** start **
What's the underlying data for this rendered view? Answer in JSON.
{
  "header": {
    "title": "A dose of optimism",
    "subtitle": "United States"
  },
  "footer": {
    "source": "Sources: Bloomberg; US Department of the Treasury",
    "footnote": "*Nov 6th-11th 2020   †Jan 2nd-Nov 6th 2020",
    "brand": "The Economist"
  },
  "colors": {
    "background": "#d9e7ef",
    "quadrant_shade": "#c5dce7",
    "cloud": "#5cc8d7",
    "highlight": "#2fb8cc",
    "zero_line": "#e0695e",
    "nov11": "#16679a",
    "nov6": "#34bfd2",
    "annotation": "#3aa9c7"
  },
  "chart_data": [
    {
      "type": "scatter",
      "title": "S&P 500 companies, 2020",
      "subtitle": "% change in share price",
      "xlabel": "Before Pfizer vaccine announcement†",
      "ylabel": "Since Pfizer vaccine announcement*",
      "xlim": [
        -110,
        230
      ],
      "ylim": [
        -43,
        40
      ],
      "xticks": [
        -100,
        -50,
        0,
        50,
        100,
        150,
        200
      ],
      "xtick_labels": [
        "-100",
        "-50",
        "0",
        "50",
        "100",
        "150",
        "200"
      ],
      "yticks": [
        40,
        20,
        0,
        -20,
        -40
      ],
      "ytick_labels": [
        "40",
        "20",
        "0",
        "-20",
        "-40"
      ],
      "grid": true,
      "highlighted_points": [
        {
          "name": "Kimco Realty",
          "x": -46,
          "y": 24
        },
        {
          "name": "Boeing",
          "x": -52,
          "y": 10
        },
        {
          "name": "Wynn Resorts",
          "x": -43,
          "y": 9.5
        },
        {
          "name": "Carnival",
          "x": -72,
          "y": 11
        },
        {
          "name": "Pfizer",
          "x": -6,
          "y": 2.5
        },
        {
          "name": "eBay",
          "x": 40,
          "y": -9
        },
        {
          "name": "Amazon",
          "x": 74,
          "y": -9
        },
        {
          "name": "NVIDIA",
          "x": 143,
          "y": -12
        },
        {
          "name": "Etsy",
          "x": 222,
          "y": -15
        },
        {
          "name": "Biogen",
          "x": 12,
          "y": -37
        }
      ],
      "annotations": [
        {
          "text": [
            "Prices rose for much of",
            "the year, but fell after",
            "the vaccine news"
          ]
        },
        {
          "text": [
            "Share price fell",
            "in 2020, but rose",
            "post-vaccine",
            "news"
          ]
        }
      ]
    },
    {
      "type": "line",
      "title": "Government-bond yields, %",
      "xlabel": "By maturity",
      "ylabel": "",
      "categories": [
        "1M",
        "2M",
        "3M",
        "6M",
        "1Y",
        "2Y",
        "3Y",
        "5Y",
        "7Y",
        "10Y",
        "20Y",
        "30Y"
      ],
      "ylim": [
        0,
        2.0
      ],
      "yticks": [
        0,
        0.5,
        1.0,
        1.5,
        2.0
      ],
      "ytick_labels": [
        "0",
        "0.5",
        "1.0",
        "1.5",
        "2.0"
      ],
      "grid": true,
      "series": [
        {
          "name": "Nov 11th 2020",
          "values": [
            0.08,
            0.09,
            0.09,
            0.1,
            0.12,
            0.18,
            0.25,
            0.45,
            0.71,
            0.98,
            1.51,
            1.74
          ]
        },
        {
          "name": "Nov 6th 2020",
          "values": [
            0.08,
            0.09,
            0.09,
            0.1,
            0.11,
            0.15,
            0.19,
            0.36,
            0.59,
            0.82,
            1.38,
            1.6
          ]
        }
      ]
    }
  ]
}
** end **
EXERCISE - From the entries above, extract every line where the word "announcement" appears.

SOLUTION -
      "xlabel": "Before Pfizer vaccine announcement†",
      "ylabel": "Since Pfizer vaccine announcement*",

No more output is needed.